What this task involves: Below, find each line holding "image" and state how many there are, using the number alone.
———
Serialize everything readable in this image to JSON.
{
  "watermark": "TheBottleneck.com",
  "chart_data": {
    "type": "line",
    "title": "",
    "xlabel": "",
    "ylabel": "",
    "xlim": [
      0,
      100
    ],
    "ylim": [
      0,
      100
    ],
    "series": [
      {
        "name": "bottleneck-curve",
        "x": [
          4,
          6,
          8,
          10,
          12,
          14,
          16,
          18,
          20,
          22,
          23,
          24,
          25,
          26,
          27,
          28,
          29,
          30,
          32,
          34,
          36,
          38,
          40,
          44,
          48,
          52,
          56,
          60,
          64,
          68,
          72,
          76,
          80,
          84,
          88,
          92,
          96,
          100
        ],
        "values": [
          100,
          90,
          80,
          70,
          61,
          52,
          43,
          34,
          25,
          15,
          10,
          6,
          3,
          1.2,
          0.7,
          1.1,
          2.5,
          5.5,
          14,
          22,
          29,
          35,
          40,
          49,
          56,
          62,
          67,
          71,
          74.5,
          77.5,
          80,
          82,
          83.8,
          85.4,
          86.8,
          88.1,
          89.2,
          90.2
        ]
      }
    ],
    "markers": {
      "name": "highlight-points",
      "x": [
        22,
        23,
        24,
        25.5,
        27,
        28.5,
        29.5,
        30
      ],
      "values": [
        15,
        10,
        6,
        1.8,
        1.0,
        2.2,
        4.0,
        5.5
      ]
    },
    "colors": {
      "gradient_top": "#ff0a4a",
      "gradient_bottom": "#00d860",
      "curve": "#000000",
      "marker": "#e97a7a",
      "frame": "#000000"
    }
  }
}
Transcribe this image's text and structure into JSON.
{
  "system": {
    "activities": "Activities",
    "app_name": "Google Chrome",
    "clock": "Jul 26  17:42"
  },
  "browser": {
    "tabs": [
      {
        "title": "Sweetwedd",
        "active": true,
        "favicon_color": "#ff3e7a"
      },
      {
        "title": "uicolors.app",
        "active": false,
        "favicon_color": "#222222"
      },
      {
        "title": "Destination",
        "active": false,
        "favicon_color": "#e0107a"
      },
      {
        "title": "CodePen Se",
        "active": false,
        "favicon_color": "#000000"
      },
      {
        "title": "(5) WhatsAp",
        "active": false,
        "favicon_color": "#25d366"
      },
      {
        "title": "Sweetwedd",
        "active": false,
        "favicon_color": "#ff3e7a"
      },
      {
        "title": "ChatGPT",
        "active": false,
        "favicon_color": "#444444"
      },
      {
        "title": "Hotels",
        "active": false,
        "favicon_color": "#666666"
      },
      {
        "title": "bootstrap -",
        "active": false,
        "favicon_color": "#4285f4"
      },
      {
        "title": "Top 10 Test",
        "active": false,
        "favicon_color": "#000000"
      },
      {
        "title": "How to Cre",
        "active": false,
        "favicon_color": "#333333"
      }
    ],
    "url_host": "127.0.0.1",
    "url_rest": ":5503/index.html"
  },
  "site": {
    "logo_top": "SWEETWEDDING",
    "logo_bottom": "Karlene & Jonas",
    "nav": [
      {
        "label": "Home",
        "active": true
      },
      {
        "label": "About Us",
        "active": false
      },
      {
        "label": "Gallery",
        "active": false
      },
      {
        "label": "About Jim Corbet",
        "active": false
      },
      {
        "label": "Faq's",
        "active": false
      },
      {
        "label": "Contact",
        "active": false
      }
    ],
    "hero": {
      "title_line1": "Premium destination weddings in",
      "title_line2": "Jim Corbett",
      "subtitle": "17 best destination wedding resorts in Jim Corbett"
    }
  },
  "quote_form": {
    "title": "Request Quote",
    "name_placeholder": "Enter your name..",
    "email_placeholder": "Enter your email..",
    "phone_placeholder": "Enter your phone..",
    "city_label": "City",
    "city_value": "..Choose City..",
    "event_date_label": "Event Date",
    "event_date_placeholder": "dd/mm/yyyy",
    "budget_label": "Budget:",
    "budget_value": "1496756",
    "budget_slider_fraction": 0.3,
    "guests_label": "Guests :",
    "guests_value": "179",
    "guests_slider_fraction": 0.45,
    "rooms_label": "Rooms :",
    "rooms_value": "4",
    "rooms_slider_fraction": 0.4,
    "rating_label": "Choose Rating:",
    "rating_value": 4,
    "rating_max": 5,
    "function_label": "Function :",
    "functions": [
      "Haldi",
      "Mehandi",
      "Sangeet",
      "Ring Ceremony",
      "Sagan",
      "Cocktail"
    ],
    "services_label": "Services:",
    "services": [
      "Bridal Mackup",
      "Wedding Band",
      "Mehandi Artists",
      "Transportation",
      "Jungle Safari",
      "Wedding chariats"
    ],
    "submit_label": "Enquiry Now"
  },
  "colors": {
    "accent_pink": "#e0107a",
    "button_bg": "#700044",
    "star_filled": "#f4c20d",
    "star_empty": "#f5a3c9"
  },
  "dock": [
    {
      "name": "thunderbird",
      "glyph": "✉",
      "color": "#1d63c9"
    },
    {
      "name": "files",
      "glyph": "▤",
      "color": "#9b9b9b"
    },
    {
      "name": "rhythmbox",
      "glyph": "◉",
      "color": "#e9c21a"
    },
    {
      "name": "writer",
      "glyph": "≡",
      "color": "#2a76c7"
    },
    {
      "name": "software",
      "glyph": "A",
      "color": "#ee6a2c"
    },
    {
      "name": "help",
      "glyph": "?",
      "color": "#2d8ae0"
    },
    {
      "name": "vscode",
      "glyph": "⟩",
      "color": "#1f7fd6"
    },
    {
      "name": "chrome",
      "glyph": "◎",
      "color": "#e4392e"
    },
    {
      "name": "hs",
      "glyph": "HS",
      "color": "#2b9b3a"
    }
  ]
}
———
Complete answer: 2